-- BEGIN Data section --

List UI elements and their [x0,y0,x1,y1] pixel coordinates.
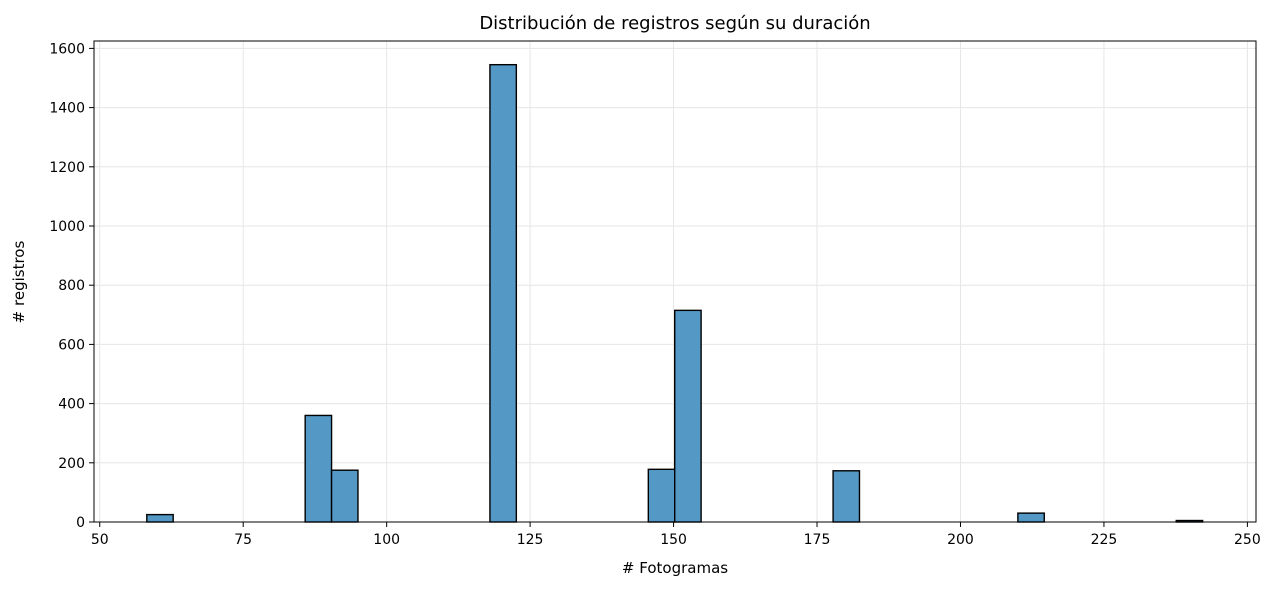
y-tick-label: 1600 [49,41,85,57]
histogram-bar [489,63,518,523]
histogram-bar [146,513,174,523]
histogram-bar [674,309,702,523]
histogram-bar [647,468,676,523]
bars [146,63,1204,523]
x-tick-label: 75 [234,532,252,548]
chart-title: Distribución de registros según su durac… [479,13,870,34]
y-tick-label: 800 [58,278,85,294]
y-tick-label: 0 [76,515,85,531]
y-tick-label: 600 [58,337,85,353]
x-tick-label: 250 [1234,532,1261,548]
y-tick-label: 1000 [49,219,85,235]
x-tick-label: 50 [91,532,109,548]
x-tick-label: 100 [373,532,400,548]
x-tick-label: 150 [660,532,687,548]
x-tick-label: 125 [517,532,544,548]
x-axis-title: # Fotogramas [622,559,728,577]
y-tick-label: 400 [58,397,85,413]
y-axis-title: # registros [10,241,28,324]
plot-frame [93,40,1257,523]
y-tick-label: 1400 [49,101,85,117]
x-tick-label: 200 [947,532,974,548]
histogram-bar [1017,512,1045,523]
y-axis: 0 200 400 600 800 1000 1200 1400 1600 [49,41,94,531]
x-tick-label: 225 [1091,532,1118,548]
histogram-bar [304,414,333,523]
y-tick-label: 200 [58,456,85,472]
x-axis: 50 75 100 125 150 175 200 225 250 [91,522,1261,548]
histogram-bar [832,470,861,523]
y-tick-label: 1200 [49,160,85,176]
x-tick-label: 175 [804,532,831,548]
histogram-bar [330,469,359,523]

-- END Data section --
-- BEGIN Data section --

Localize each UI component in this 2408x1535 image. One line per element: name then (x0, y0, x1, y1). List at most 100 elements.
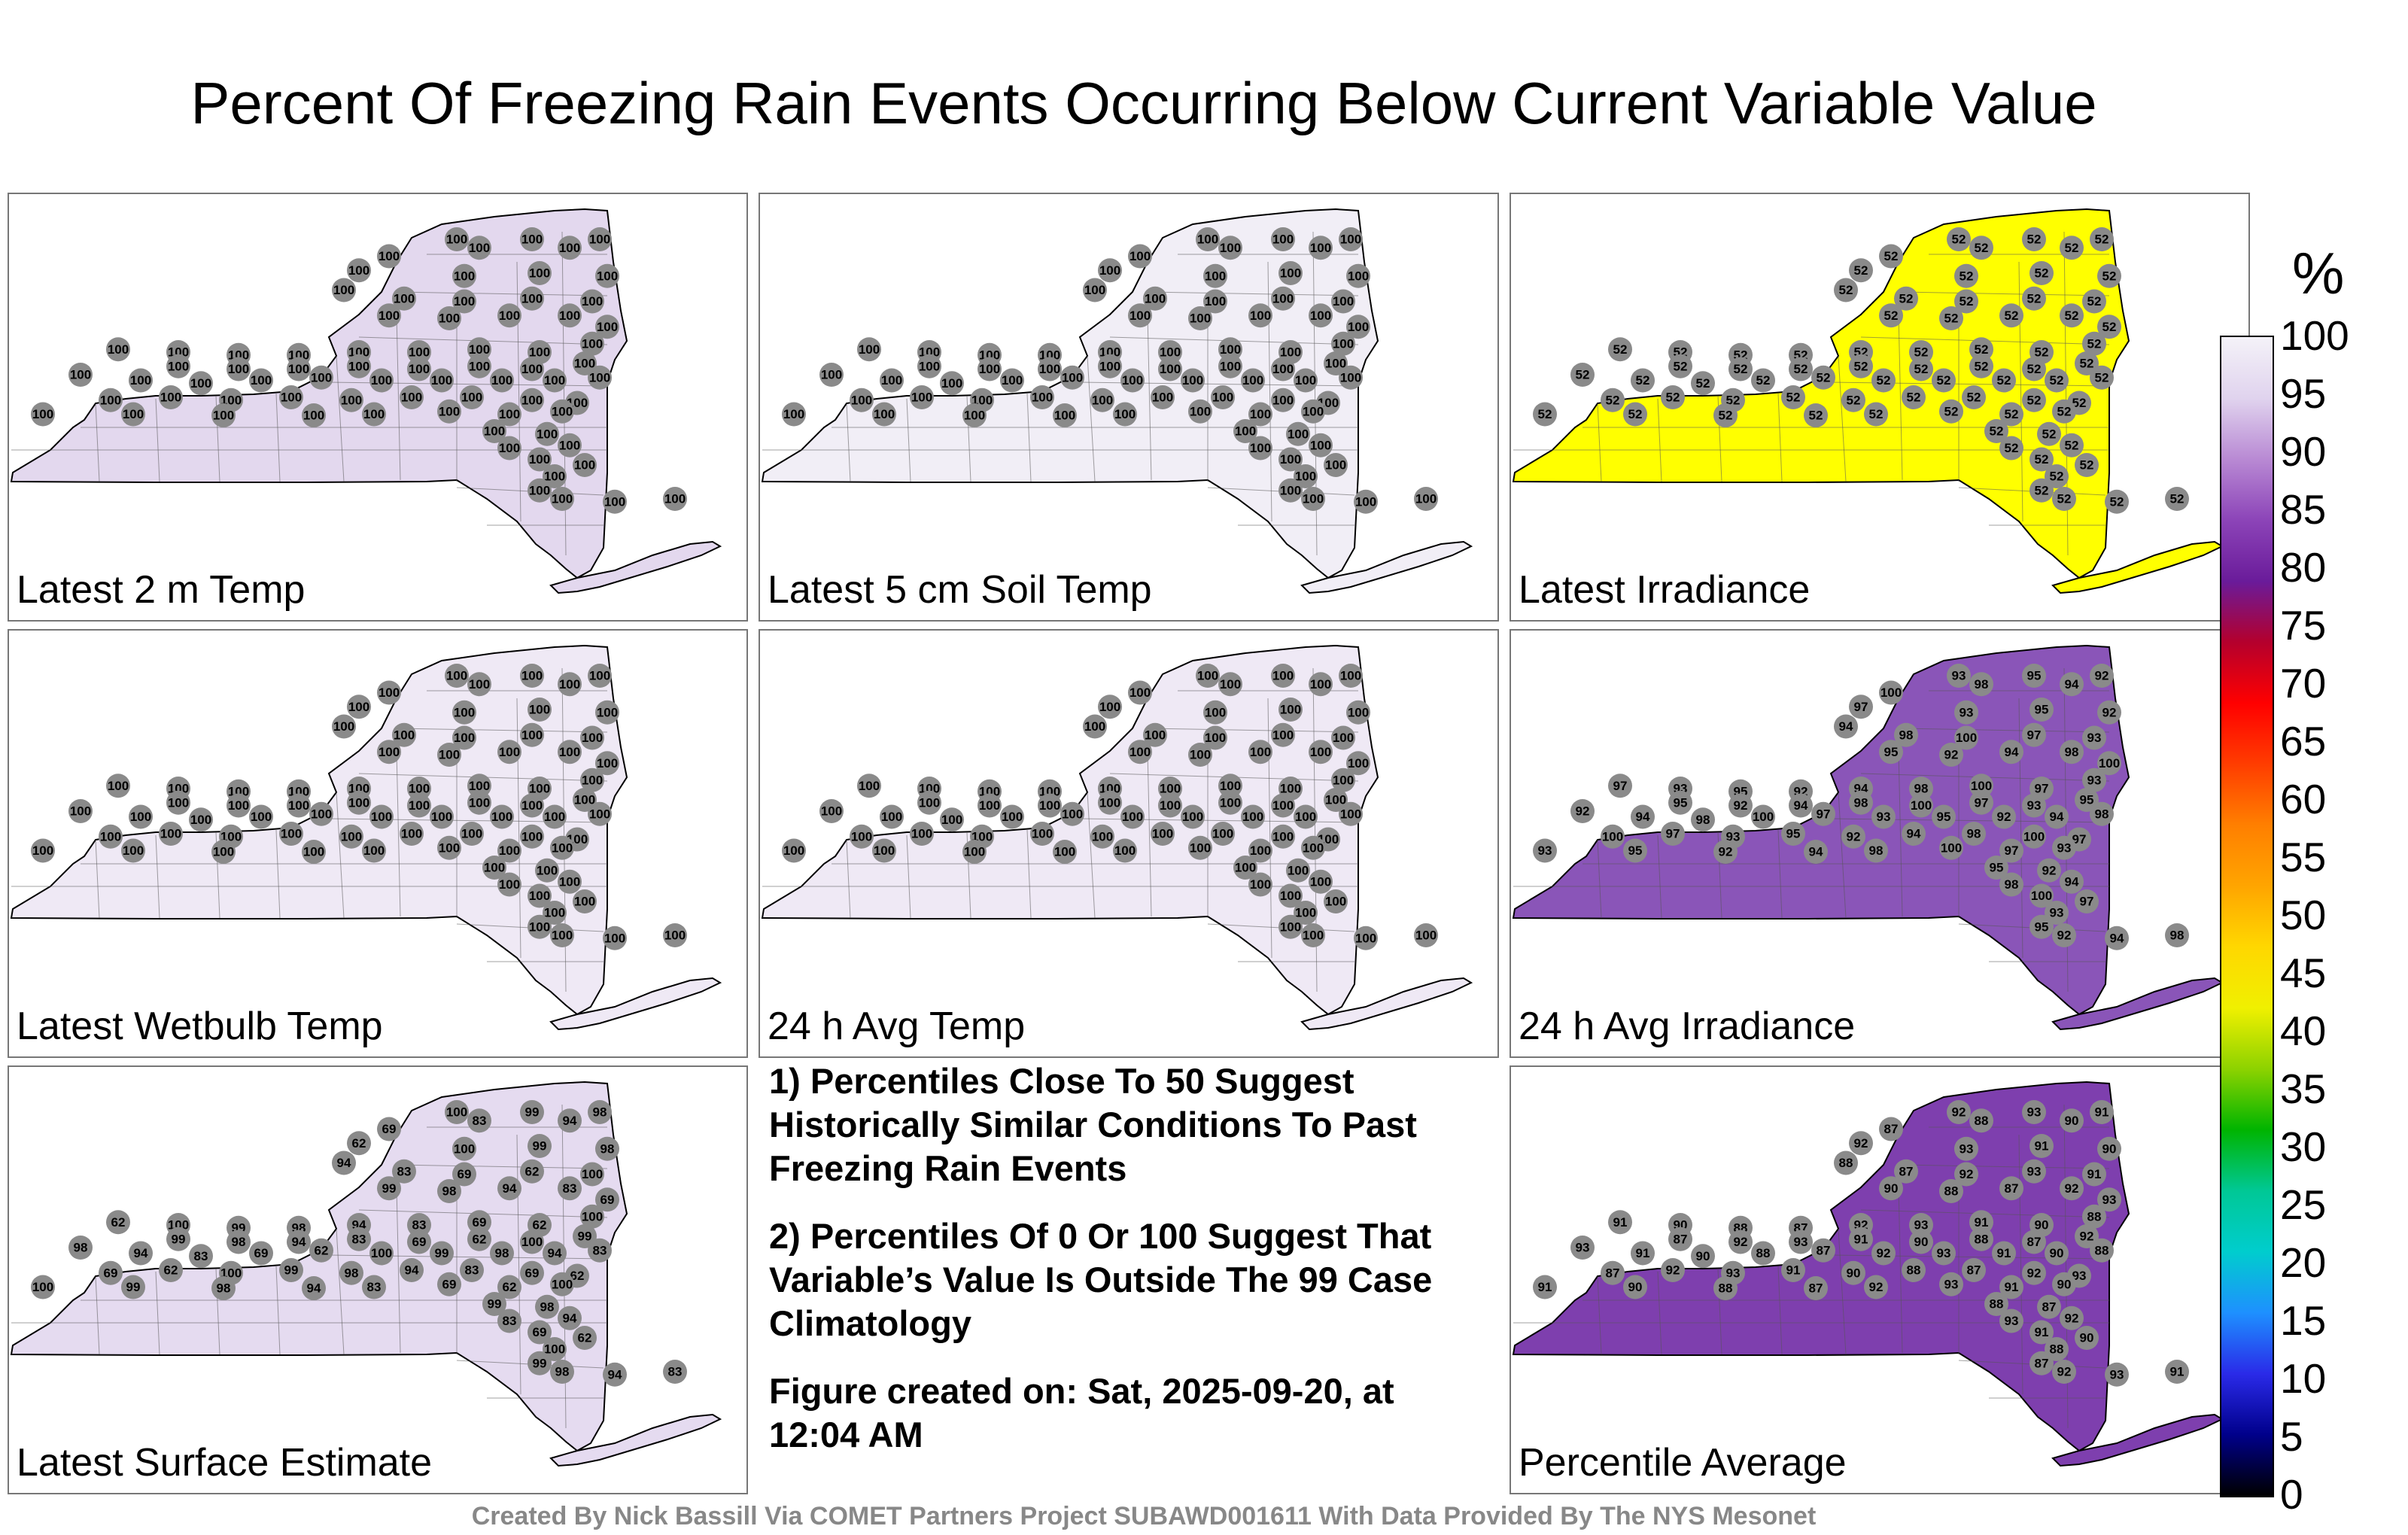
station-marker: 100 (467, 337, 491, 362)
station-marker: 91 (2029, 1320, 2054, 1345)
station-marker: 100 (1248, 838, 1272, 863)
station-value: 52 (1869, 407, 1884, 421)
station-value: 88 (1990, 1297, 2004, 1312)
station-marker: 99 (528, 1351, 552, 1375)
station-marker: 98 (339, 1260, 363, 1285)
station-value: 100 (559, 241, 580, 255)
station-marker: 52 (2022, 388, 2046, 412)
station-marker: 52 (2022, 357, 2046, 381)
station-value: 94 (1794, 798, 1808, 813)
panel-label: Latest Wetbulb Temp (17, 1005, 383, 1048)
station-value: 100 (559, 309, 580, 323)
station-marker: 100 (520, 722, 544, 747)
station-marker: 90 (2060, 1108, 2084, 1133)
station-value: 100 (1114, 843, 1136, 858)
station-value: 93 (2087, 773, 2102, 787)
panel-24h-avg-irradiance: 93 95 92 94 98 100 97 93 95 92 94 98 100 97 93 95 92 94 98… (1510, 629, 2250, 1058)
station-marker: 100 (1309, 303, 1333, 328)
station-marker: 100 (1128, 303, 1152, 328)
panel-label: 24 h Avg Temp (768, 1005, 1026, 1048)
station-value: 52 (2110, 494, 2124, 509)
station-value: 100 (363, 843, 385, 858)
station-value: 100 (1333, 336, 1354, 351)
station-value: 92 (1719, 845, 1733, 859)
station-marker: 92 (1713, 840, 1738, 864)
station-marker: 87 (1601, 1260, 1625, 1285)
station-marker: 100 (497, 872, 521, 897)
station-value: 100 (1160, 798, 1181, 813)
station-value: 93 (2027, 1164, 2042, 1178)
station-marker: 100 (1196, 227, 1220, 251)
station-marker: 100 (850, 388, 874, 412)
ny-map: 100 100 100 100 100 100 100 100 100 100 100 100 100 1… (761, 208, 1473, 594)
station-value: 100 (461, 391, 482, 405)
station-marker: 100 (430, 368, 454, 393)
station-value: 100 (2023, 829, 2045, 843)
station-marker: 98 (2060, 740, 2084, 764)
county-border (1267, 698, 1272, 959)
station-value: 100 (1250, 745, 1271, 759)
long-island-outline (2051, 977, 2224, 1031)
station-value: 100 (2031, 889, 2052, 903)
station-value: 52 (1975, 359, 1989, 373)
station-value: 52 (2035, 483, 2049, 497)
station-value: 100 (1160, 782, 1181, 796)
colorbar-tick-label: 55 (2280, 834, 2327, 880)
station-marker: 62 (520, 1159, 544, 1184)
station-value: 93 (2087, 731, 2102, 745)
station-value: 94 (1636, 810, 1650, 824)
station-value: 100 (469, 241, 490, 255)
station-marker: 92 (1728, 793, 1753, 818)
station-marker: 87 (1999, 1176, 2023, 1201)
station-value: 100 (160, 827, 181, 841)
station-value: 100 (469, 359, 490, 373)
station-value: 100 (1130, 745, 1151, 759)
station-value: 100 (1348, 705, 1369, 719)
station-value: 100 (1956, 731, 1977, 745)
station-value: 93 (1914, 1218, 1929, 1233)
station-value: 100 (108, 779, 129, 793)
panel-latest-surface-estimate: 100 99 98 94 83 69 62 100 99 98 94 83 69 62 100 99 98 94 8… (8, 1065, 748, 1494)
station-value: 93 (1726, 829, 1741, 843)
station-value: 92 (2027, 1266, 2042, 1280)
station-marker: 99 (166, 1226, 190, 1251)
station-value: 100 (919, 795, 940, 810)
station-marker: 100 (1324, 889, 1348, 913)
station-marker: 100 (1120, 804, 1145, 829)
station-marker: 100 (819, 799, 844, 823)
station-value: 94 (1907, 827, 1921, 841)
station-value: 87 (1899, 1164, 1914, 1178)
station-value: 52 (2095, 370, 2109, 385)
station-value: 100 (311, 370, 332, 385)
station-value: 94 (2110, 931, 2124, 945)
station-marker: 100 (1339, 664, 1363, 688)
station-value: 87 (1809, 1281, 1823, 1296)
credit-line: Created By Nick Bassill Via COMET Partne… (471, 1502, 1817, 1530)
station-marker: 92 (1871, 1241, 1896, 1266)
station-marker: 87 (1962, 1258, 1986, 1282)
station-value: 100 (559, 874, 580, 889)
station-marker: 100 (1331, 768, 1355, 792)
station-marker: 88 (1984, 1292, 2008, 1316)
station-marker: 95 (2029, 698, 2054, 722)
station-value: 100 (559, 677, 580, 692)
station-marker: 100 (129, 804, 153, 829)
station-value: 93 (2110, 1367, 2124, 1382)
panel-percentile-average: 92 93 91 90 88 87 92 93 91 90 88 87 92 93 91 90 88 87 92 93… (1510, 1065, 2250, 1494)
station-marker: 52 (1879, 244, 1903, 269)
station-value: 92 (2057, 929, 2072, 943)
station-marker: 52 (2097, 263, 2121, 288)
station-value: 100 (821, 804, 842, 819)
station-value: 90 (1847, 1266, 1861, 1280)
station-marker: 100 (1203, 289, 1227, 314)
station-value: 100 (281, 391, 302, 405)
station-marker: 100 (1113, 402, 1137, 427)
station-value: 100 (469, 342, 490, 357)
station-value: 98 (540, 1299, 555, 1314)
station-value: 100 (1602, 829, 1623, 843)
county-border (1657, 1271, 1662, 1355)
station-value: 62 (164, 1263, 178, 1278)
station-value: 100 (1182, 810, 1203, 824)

-- END Data section --
-- BEGIN Data section --

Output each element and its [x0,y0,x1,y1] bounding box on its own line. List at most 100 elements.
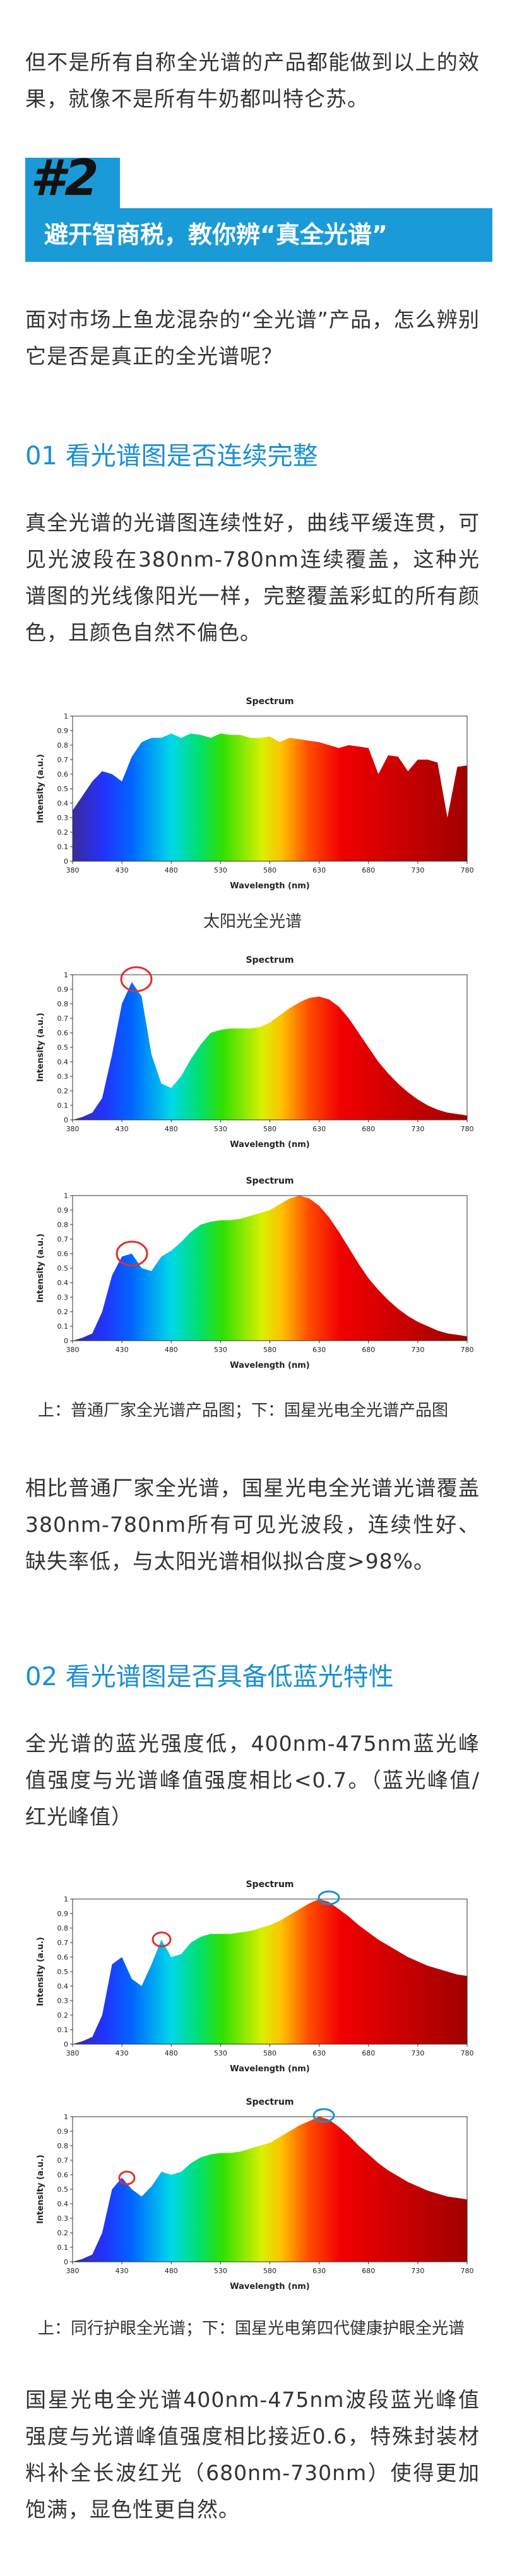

-- END Data section --

(Exercise directions) Report how many lines of the material above contain the string "each", matching case exactly, and give only that number.

(Written reply) 2